Document —
━━━━
As for the data, we make use of the Cushman Collection (Indiana University, 2004), as it has already been developed, prepared and geo-referenced by Miriam Posner (2014) for the use with the Palladio interface (Coleman et al., 2017; Edelstein et al., 2017), which also serves as a reference for comparison.10 Charles Weever Cushman was an amateur photographer and alumnus from Indiana University. The collection he bequeathed to the university encompasses 14,500 photographs, taken between the years 1938 and 1969. As our system prototype is still awaiting optimization for processing speed and visual occlusion management (Elmqvist & Tsigas, 2008), we took a closer look at a randomized sub-selection of 800 photographs dating from 1938 to 1955.
PolyCubistic Perspectives on the Cushman Collection
For the case study, a geographic map and a set-diagrammatic visualization were implemented as cross-sectional visualization methods. These views have been transferred to an STC, which also offers a juxtaposition and a superimposition perspective on demand. Figure 9 shows the first representation of collection data from a space-time cube perspective. The screenshot shows the origins of Cushman’s photographs as spatiotemporally located events along the trails of his travels.
The representation allows for rotation, zooming and panning, and access to previews of photographs (see Figure 11, left hand side). Space-time cube representations provide an integrated perspective on spatiotemporal distributions (Kristensson et al., 2009), but also serve as a cognitive scaffold, which helps to create other spatial, temporal, or spatiotemporal perspectives by visual manipulations (Bach et al., 2016; see Figure 8). To support the navigation of users between different views, and to keep their spatiotemporal orientation intact, the prototype features seamlessly animated canvas transitions (cf. Federico et al., 2012) as a mediating coherence technique. Figure 10 shows how these seamless transitions visually guide the user’s perception from an STC representation to a layer juxtaposition perspective (top row), and from a juxtaposition to a superimposition perspective (bottom).
━━━━
Dataset content —

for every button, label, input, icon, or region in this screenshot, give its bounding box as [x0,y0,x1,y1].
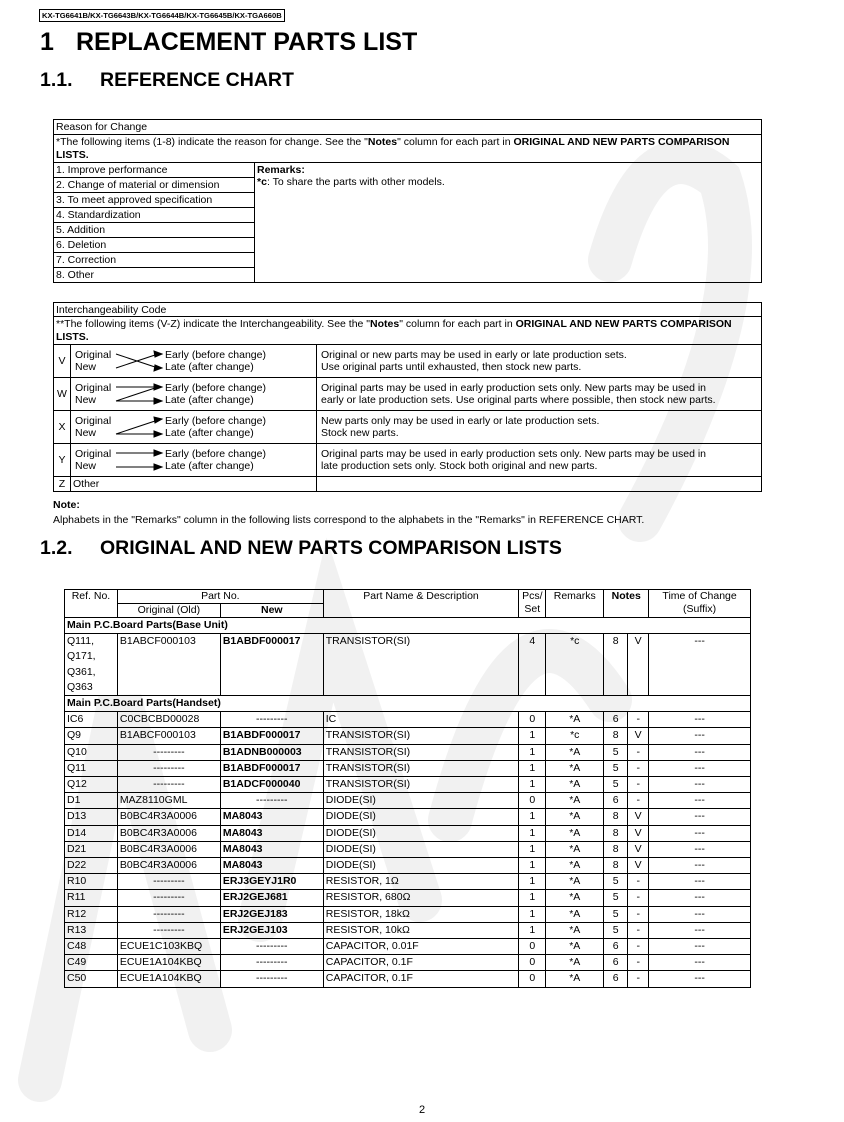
━━━━
Extract the full text about the Cushman Collection visualization case study, word for word.

Written solution —
As for the data, we make use of the Cushman Collection (Indiana University, 2004), as it has already been developed, prepared and geo-referenced by Miriam Posner (2014) for the use with the Palladio interface (Coleman et al., 2017; Edelstein et al., 2017), which also serves as a reference for comparison.10 Charles Weever Cushman was an amateur photographer and alumnus from Indiana University. The collection he bequeathed to the university encompasses 14,500 photographs, taken between the years 1938 and 1969. As our system prototype is still awaiting optimization for processing speed and visual occlusion management (Elmqvist & Tsigas, 2008), we took a closer look at a randomized sub-selection of 800 photographs dating from 1938 to 1955.
PolyCubistic Perspectives on the Cushman Collection
For the case study, a geographic map and a set-diagrammatic visualization were implemented as cross-sectional visualization methods. These views have been transferred to an STC, which also offers a juxtaposition and a superimposition perspective on demand. Figure 9 shows the first representation of collection data from a space-time cube perspective. The screenshot shows the origins of Cushman’s photographs as spatiotemporally located events along the trails of his travels.
The representation allows for rotation, zooming and panning, and access to previews of photographs (see Figure 11, left hand side). Space-time cube representations provide an integrated perspective on spatiotemporal distributions (Kristensson et al., 2009), but also serve as a cognitive scaffold, which helps to create other spatial, temporal, or spatiotemporal perspectives by visual manipulations (Bach et al., 2016; see Figure 8). To support the navigation of users between different views, and to keep their spatiotemporal orientation intact, the prototype features seamlessly animated canvas transitions (cf. Federico et al., 2012) as a mediating coherence technique. Figure 10 shows how these seamless transitions visually guide the user’s perception from an STC representation to a layer juxtaposition perspective (top row), and from a juxtaposition to a superimposition perspective (bottom).